>> Begin Rows

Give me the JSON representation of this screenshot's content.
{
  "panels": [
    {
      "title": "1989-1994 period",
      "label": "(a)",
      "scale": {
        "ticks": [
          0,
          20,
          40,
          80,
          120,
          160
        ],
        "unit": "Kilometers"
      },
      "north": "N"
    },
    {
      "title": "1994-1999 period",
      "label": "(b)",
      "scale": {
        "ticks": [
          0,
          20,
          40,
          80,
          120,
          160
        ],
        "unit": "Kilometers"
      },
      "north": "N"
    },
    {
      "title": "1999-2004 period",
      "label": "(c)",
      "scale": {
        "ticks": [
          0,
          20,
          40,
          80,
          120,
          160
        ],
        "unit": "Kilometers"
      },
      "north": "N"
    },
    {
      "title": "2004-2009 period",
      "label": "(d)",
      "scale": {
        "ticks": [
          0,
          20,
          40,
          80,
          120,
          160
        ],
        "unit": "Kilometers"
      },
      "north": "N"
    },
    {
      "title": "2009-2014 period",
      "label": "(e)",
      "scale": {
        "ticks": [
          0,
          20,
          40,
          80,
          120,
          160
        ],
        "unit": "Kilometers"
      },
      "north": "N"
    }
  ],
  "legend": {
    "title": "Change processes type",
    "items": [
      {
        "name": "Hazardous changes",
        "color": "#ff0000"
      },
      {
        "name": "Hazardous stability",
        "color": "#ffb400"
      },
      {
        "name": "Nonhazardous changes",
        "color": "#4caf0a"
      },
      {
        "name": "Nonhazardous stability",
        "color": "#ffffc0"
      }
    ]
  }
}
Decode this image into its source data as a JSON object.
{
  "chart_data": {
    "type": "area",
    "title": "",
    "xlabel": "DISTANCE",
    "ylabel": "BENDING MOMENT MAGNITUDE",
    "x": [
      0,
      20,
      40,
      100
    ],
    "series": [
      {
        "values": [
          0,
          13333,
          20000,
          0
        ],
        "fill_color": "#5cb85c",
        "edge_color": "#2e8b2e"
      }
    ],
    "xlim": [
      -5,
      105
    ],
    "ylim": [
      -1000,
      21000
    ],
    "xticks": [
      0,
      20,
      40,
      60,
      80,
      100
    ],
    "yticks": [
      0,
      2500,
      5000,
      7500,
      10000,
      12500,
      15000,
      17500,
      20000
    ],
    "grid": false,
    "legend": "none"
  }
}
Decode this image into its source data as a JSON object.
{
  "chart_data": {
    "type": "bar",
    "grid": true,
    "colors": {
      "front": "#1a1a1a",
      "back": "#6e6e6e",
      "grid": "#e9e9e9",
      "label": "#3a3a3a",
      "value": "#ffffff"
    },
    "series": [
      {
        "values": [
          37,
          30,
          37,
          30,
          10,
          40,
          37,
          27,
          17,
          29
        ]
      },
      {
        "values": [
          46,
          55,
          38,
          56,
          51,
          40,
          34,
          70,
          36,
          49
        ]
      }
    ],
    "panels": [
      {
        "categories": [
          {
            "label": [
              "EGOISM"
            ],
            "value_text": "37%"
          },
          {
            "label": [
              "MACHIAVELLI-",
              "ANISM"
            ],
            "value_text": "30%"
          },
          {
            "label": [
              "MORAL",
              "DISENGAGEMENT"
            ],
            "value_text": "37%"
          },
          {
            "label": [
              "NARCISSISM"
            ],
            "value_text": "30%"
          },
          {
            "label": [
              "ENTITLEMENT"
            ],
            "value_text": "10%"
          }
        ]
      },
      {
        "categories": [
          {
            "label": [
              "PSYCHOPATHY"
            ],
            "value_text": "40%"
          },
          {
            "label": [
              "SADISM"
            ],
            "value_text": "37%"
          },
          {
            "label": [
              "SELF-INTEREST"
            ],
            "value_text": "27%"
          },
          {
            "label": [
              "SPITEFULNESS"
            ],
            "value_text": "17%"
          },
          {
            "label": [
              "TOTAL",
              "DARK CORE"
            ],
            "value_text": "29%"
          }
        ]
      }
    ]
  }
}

>> End Rows

• Requirements: Emit the full listing verbatim.

• Written response:
Give me the JSON representation of this screenshot's content.
{
  "panels": [
    {
      "title": "1989-1994 period",
      "label": "(a)",
      "scale": {
        "ticks": [
          0,
          20,
          40,
          80,
          120,
          160
        ],
        "unit": "Kilometers"
      },
      "north": "N"
    },
    {
      "title": "1994-1999 period",
      "label": "(b)",
      "scale": {
        "ticks": [
          0,
          20,
          40,
          80,
          120,
          160
        ],
        "unit": "Kilometers"
      },
      "north": "N"
    },
    {
      "title": "1999-2004 period",
      "label": "(c)",
      "scale": {
        "ticks": [
          0,
          20,
          40,
          80,
          120,
          160
        ],
        "unit": "Kilometers"
      },
      "north": "N"
    },
    {
      "title": "2004-2009 period",
      "label": "(d)",
      "scale": {
        "ticks": [
          0,
          20,
          40,
          80,
          120,
          160
        ],
        "unit": "Kilometers"
      },
      "north": "N"
    },
    {
      "title": "2009-2014 period",
      "label": "(e)",
      "scale": {
        "ticks": [
          0,
          20,
          40,
          80,
          120,
          160
        ],
        "unit": "Kilometers"
      },
      "north": "N"
    }
  ],
  "legend": {
    "title": "Change processes type",
    "items": [
      {
        "name": "Hazardous changes",
        "color": "#ff0000"
      },
      {
        "name": "Hazardous stability",
        "color": "#ffb400"
      },
      {
        "name": "Nonhazardous changes",
        "color": "#4caf0a"
      },
      {
        "name": "Nonhazardous stability",
        "color": "#ffffc0"
      }
    ]
  }
}
Decode this image into its source data as a JSON object.
{
  "chart_data": {
    "type": "area",
    "title": "",
    "xlabel": "DISTANCE",
    "ylabel": "BENDING MOMENT MAGNITUDE",
    "x": [
      0,
      20,
      40,
      100
    ],
    "series": [
      {
        "values": [
          0,
          13333,
          20000,
          0
        ],
        "fill_color": "#5cb85c",
        "edge_color": "#2e8b2e"
      }
    ],
    "xlim": [
      -5,
      105
    ],
    "ylim": [
      -1000,
      21000
    ],
    "xticks": [
      0,
      20,
      40,
      60,
      80,
      100
    ],
    "yticks": [
      0,
      2500,
      5000,
      7500,
      10000,
      12500,
      15000,
      17500,
      20000
    ],
    "grid": false,
    "legend": "none"
  }
}
Decode this image into its source data as a JSON object.
{
  "chart_data": {
    "type": "bar",
    "grid": true,
    "colors": {
      "front": "#1a1a1a",
      "back": "#6e6e6e",
      "grid": "#e9e9e9",
      "label": "#3a3a3a",
      "value": "#ffffff"
    },
    "series": [
      {
        "values": [
          37,
          30,
          37,
          30,
          10,
          40,
          37,
          27,
          17,
          29
        ]
      },
      {
        "values": [
          46,
          55,
          38,
          56,
          51,
          40,
          34,
          70,
          36,
          49
        ]
      }
    ],
    "panels": [
      {
        "categories": [
          {
            "label": [
              "EGOISM"
            ],
            "value_text": "37%"
          },
          {
            "label": [
              "MACHIAVELLI-",
              "ANISM"
            ],
            "value_text": "30%"
          },
          {
            "label": [
              "MORAL",
              "DISENGAGEMENT"
            ],
            "value_text": "37%"
          },
          {
            "label": [
              "NARCISSISM"
            ],
            "value_text": "30%"
          },
          {
            "label": [
              "ENTITLEMENT"
            ],
            "value_text": "10%"
          }
        ]
      },
      {
        "categories": [
          {
            "label": [
              "PSYCHOPATHY"
            ],
            "value_text": "40%"
          },
          {
            "label": [
              "SADISM"
            ],
            "value_text": "37%"
          },
          {
            "label": [
              "SELF-INTEREST"
            ],
            "value_text": "27%"
          },
          {
            "label": [
              "SPITEFULNESS"
            ],
            "value_text": "17%"
          },
          {
            "label": [
              "TOTAL",
              "DARK CORE"
            ],
            "value_text": "29%"
          }
        ]
      }
    ]
  }
}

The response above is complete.